[Collected data entries]

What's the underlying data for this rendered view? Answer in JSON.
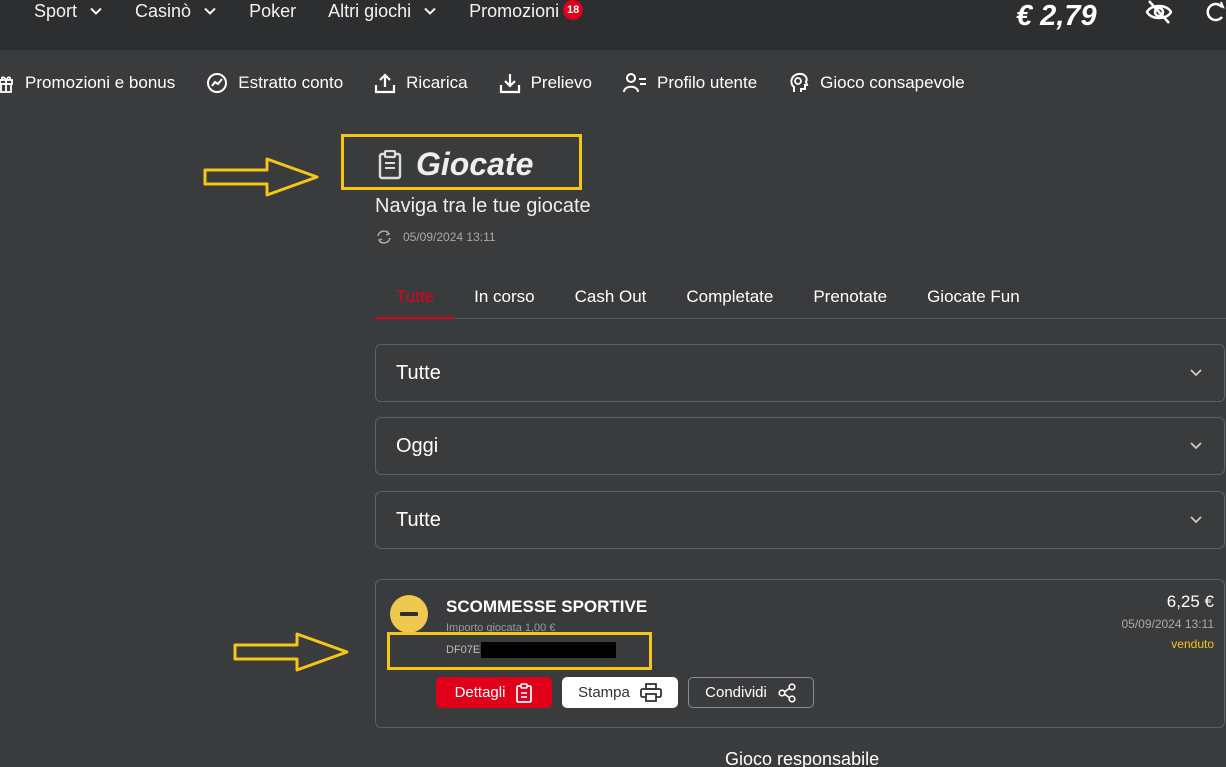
{
  "topnav": {
    "items": [
      {
        "label": "Sport",
        "has_dropdown": true
      },
      {
        "label": "Casinò",
        "has_dropdown": true
      },
      {
        "label": "Poker",
        "has_dropdown": false
      },
      {
        "label": "Altri giochi",
        "has_dropdown": true
      },
      {
        "label": "Promozioni",
        "has_dropdown": false
      }
    ],
    "promo_badge": "18",
    "balance": "€ 2,79",
    "icons": [
      "chevron-down-icon",
      "eye-off-icon",
      "refresh-icon"
    ]
  },
  "subnav": {
    "items": [
      {
        "label": "Promozioni e bonus",
        "icon": "gift-icon"
      },
      {
        "label": "Estratto conto",
        "icon": "trend-icon"
      },
      {
        "label": "Ricarica",
        "icon": "upload-icon"
      },
      {
        "label": "Prelievo",
        "icon": "download-icon"
      },
      {
        "label": "Profilo utente",
        "icon": "user-profile-icon"
      },
      {
        "label": "Gioco consapevole",
        "icon": "head-icon"
      }
    ]
  },
  "page": {
    "title": "Giocate",
    "subtitle": "Naviga tra le tue giocate",
    "updated": "05/09/2024 13:11"
  },
  "tabs": [
    {
      "label": "Tutte",
      "active": true
    },
    {
      "label": "In corso",
      "active": false
    },
    {
      "label": "Cash Out",
      "active": false
    },
    {
      "label": "Completate",
      "active": false
    },
    {
      "label": "Prenotate",
      "active": false
    },
    {
      "label": "Giocate Fun",
      "active": false
    }
  ],
  "filters": [
    {
      "value": "Tutte"
    },
    {
      "value": "Oggi"
    },
    {
      "value": "Tutte"
    }
  ],
  "bet": {
    "title": "SCOMMESSE SPORTIVE",
    "amount": "Importo giocata 1,00 €",
    "code": "DF07E",
    "win": "6,25 €",
    "date": "05/09/2024 13:11",
    "status": "venduto",
    "buttons": {
      "details": "Dettagli",
      "print": "Stampa",
      "share": "Condividi"
    }
  },
  "footer": {
    "text": "Gioco responsabile"
  },
  "colors": {
    "accent": "#e0001a",
    "highlight": "#f5c518",
    "background": "#3a3b3d",
    "topbar": "#2d2e30"
  }
}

* [What you are asked to do] Without the pictures, extract every entry verbatim.

* [The solution]
What's the underlying data for this rendered view? Answer in JSON.
{
  "topnav": {
    "items": [
      {
        "label": "Sport",
        "has_dropdown": true
      },
      {
        "label": "Casinò",
        "has_dropdown": true
      },
      {
        "label": "Poker",
        "has_dropdown": false
      },
      {
        "label": "Altri giochi",
        "has_dropdown": true
      },
      {
        "label": "Promozioni",
        "has_dropdown": false
      }
    ],
    "promo_badge": "18",
    "balance": "€ 2,79",
    "icons": [
      "chevron-down-icon",
      "eye-off-icon",
      "refresh-icon"
    ]
  },
  "subnav": {
    "items": [
      {
        "label": "Promozioni e bonus",
        "icon": "gift-icon"
      },
      {
        "label": "Estratto conto",
        "icon": "trend-icon"
      },
      {
        "label": "Ricarica",
        "icon": "upload-icon"
      },
      {
        "label": "Prelievo",
        "icon": "download-icon"
      },
      {
        "label": "Profilo utente",
        "icon": "user-profile-icon"
      },
      {
        "label": "Gioco consapevole",
        "icon": "head-icon"
      }
    ]
  },
  "page": {
    "title": "Giocate",
    "subtitle": "Naviga tra le tue giocate",
    "updated": "05/09/2024 13:11"
  },
  "tabs": [
    {
      "label": "Tutte",
      "active": true
    },
    {
      "label": "In corso",
      "active": false
    },
    {
      "label": "Cash Out",
      "active": false
    },
    {
      "label": "Completate",
      "active": false
    },
    {
      "label": "Prenotate",
      "active": false
    },
    {
      "label": "Giocate Fun",
      "active": false
    }
  ],
  "filters": [
    {
      "value": "Tutte"
    },
    {
      "value": "Oggi"
    },
    {
      "value": "Tutte"
    }
  ],
  "bet": {
    "title": "SCOMMESSE SPORTIVE",
    "amount": "Importo giocata 1,00 €",
    "code": "DF07E",
    "win": "6,25 €",
    "date": "05/09/2024 13:11",
    "status": "venduto",
    "buttons": {
      "details": "Dettagli",
      "print": "Stampa",
      "share": "Condividi"
    }
  },
  "footer": {
    "text": "Gioco responsabile"
  },
  "colors": {
    "accent": "#e0001a",
    "highlight": "#f5c518",
    "background": "#3a3b3d",
    "topbar": "#2d2e30"
  }
}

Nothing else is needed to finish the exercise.